**Set exercise**.
Copy the records below exactly, leaving out any pictures.

^^^^^^^^^^^^^^^^

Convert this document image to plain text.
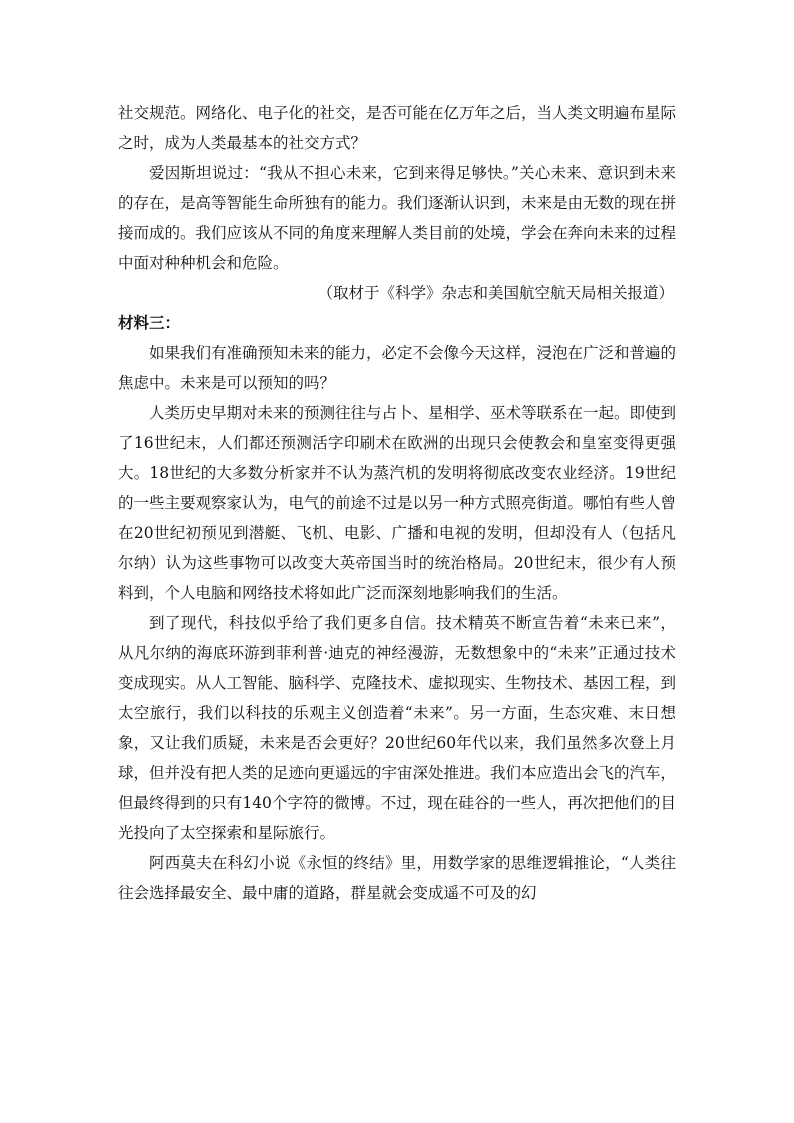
社交规范。网络化、电子化的社交，是否可能在亿万年之后，当人类文明遍布星际之时，成为人类最基本的社交方式？

爱因斯坦说过：“我从不担心未来，它到来得足够快。”关心未来、意识到未来的存在，是高等智能生命所独有的能力。我们逐渐认识到，未来是由无数的现在拼接而成的。我们应该从不同的角度来理解人类目前的处境，学会在奔向未来的过程中面对种种机会和危险。

（取材于《科学》杂志和美国航空航天局相关报道）

材料三：

如果我们有准确预知未来的能力，必定不会像今天这样，浸泡在广泛和普遍的焦虑中。未来是可以预知的吗？

人类历史早期对未来的预测往往与占卜、星相学、巫术等联系在一起。即使到了16世纪末，人们都还预测活字印刷术在欧洲的出现只会使教会和皇室变得更强大。18世纪的大多数分析家并不认为蒸汽机的发明将彻底改变农业经济。19世纪的一些主要观察家认为，电气的前途不过是以另一种方式照亮街道。哪怕有些人曾在20世纪初预见到潜艇、飞机、电影、广播和电视的发明，但却没有人（包括凡尔纳）认为这些事物可以改变大英帝国当时的统治格局。20世纪末，很少有人预料到，个人电脑和网络技术将如此广泛而深刻地影响我们的生活。

到了现代，科技似乎给了我们更多自信。技术精英不断宣告着“未来已来”，从凡尔纳的海底环游到菲利普·迪克的神经漫游，无数想象中的“未来”正通过技术变成现实。从人工智能、脑科学、克隆技术、虚拟现实、生物技术、基因工程，到太空旅行，我们以科技的乐观主义创造着“未来”。另一方面，生态灾难、末日想象，又让我们质疑，未来是否会更好？20世纪60年代以来，我们虽然多次登上月球，但并没有把人类的足迹向更遥远的宇宙深处推进。我们本应造出会飞的汽车，但最终得到的只有140个字符的微博。不过，现在硅谷的一些人，再次把他们的目光投向了太空探索和星际旅行。

阿西莫夫在科幻小说《永恒的终结》里，用数学家的思维逻辑推论，“人类往往会选择最安全、最中庸的道路，群星就会变成遥不可及的幻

^^^^^^^^^^^^^^^^

**Correct response**.
Convert this document image to plain text.
社交规范。网络化、电子化的社交，是否可能在亿万年之后，当人类文明遍布星际之时，成为人类最基本的社交方式？

爱因斯坦说过：“我从不担心未来，它到来得足够快。”关心未来、意识到未来的存在，是高等智能生命所独有的能力。我们逐渐认识到，未来是由无数的现在拼接而成的。我们应该从不同的角度来理解人类目前的处境，学会在奔向未来的过程中面对种种机会和危险。

（取材于《科学》杂志和美国航空航天局相关报道）

材料三：

如果我们有准确预知未来的能力，必定不会像今天这样，浸泡在广泛和普遍的焦虑中。未来是可以预知的吗？

人类历史早期对未来的预测往往与占卜、星相学、巫术等联系在一起。即使到了16世纪末，人们都还预测活字印刷术在欧洲的出现只会使教会和皇室变得更强大。18世纪的大多数分析家并不认为蒸汽机的发明将彻底改变农业经济。19世纪的一些主要观察家认为，电气的前途不过是以另一种方式照亮街道。哪怕有些人曾在20世纪初预见到潜艇、飞机、电影、广播和电视的发明，但却没有人（包括凡尔纳）认为这些事物可以改变大英帝国当时的统治格局。20世纪末，很少有人预料到，个人电脑和网络技术将如此广泛而深刻地影响我们的生活。

到了现代，科技似乎给了我们更多自信。技术精英不断宣告着“未来已来”，从凡尔纳的海底环游到菲利普·迪克的神经漫游，无数想象中的“未来”正通过技术变成现实。从人工智能、脑科学、克隆技术、虚拟现实、生物技术、基因工程，到太空旅行，我们以科技的乐观主义创造着“未来”。另一方面，生态灾难、末日想象，又让我们质疑，未来是否会更好？20世纪60年代以来，我们虽然多次登上月球，但并没有把人类的足迹向更遥远的宇宙深处推进。我们本应造出会飞的汽车，但最终得到的只有140个字符的微博。不过，现在硅谷的一些人，再次把他们的目光投向了太空探索和星际旅行。

阿西莫夫在科幻小说《永恒的终结》里，用数学家的思维逻辑推论，“人类往往会选择最安全、最中庸的道路，群星就会变成遥不可及的幻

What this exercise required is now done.